**Problem details:** Produce a word-for-word copy of the listing below without its pictures.

**Supplied records:**

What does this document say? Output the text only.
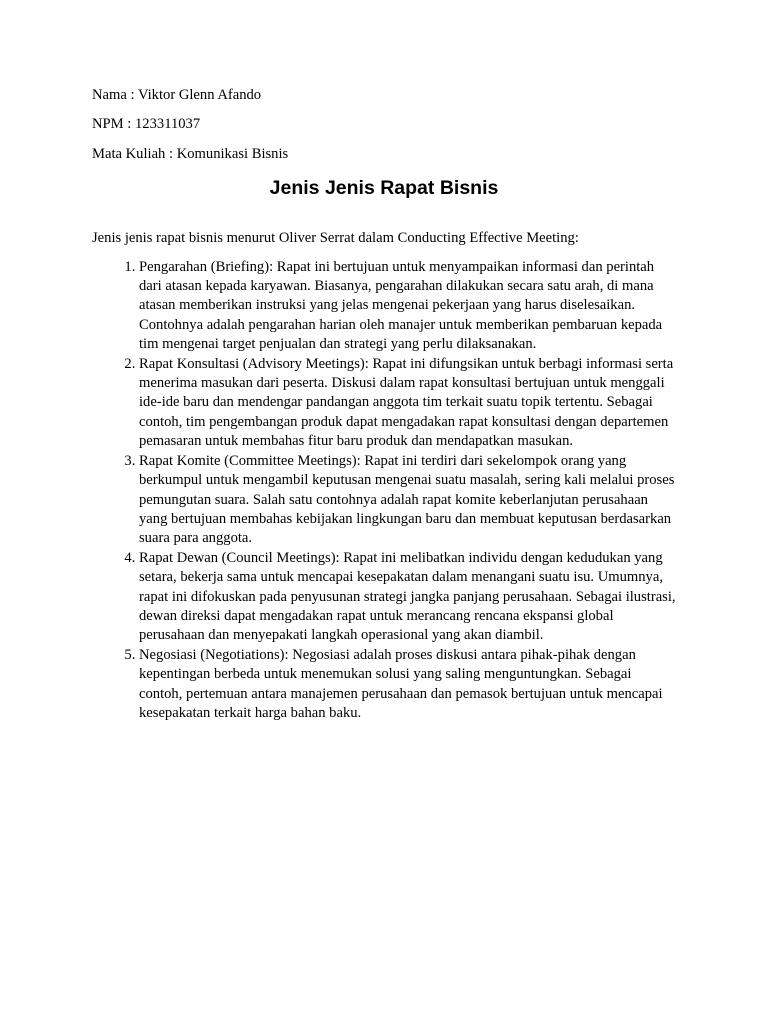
Nama : Viktor Glenn Afando

NPM : 123311037

Mata Kuliah : Komunikasi Bisnis

Jenis Jenis Rapat Bisnis

Jenis jenis rapat bisnis menurut Oliver Serrat dalam Conducting Effective Meeting:

1. Pengarahan (Briefing): Rapat ini bertujuan untuk menyampaikan informasi dan perintah dari atasan kepada karyawan. Biasanya, pengarahan dilakukan secara satu arah, di mana atasan memberikan instruksi yang jelas mengenai pekerjaan yang harus diselesaikan. Contohnya adalah pengarahan harian oleh manajer untuk memberikan pembaruan kepada tim mengenai target penjualan dan strategi yang perlu dilaksanakan.
2. Rapat Konsultasi (Advisory Meetings): Rapat ini difungsikan untuk berbagi informasi serta menerima masukan dari peserta. Diskusi dalam rapat konsultasi bertujuan untuk menggali ide-ide baru dan mendengar pandangan anggota tim terkait suatu topik tertentu. Sebagai contoh, tim pengembangan produk dapat mengadakan rapat konsultasi dengan departemen pemasaran untuk membahas fitur baru produk dan mendapatkan masukan.
3. Rapat Komite (Committee Meetings): Rapat ini terdiri dari sekelompok orang yang berkumpul untuk mengambil keputusan mengenai suatu masalah, sering kali melalui proses pemungutan suara. Salah satu contohnya adalah rapat komite keberlanjutan perusahaan yang bertujuan membahas kebijakan lingkungan baru dan membuat keputusan berdasarkan suara para anggota.
4. Rapat Dewan (Council Meetings): Rapat ini melibatkan individu dengan kedudukan yang setara, bekerja sama untuk mencapai kesepakatan dalam menangani suatu isu. Umumnya, rapat ini difokuskan pada penyusunan strategi jangka panjang perusahaan. Sebagai ilustrasi, dewan direksi dapat mengadakan rapat untuk merancang rencana ekspansi global perusahaan dan menyepakati langkah operasional yang akan diambil.
5. Negosiasi (Negotiations): Negosiasi adalah proses diskusi antara pihak-pihak dengan kepentingan berbeda untuk menemukan solusi yang saling menguntungkan. Sebagai contoh, pertemuan antara manajemen perusahaan dan pemasok bertujuan untuk mencapai kesepakatan terkait harga bahan baku.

**Completed task:**
What does this document say? Output the text only.
Nama : Viktor Glenn Afando

NPM : 123311037

Mata Kuliah : Komunikasi Bisnis

Jenis Jenis Rapat Bisnis

Jenis jenis rapat bisnis menurut Oliver Serrat dalam Conducting Effective Meeting:

1. Pengarahan (Briefing): Rapat ini bertujuan untuk menyampaikan informasi dan perintah dari atasan kepada karyawan. Biasanya, pengarahan dilakukan secara satu arah, di mana atasan memberikan instruksi yang jelas mengenai pekerjaan yang harus diselesaikan. Contohnya adalah pengarahan harian oleh manajer untuk memberikan pembaruan kepada tim mengenai target penjualan dan strategi yang perlu dilaksanakan.
2. Rapat Konsultasi (Advisory Meetings): Rapat ini difungsikan untuk berbagi informasi serta menerima masukan dari peserta. Diskusi dalam rapat konsultasi bertujuan untuk menggali ide-ide baru dan mendengar pandangan anggota tim terkait suatu topik tertentu. Sebagai contoh, tim pengembangan produk dapat mengadakan rapat konsultasi dengan departemen pemasaran untuk membahas fitur baru produk dan mendapatkan masukan.
3. Rapat Komite (Committee Meetings): Rapat ini terdiri dari sekelompok orang yang berkumpul untuk mengambil keputusan mengenai suatu masalah, sering kali melalui proses pemungutan suara. Salah satu contohnya adalah rapat komite keberlanjutan perusahaan yang bertujuan membahas kebijakan lingkungan baru dan membuat keputusan berdasarkan suara para anggota.
4. Rapat Dewan (Council Meetings): Rapat ini melibatkan individu dengan kedudukan yang setara, bekerja sama untuk mencapai kesepakatan dalam menangani suatu isu. Umumnya, rapat ini difokuskan pada penyusunan strategi jangka panjang perusahaan. Sebagai ilustrasi, dewan direksi dapat mengadakan rapat untuk merancang rencana ekspansi global perusahaan dan menyepakati langkah operasional yang akan diambil.
5. Negosiasi (Negotiations): Negosiasi adalah proses diskusi antara pihak-pihak dengan kepentingan berbeda untuk menemukan solusi yang saling menguntungkan. Sebagai contoh, pertemuan antara manajemen perusahaan dan pemasok bertujuan untuk mencapai kesepakatan terkait harga bahan baku.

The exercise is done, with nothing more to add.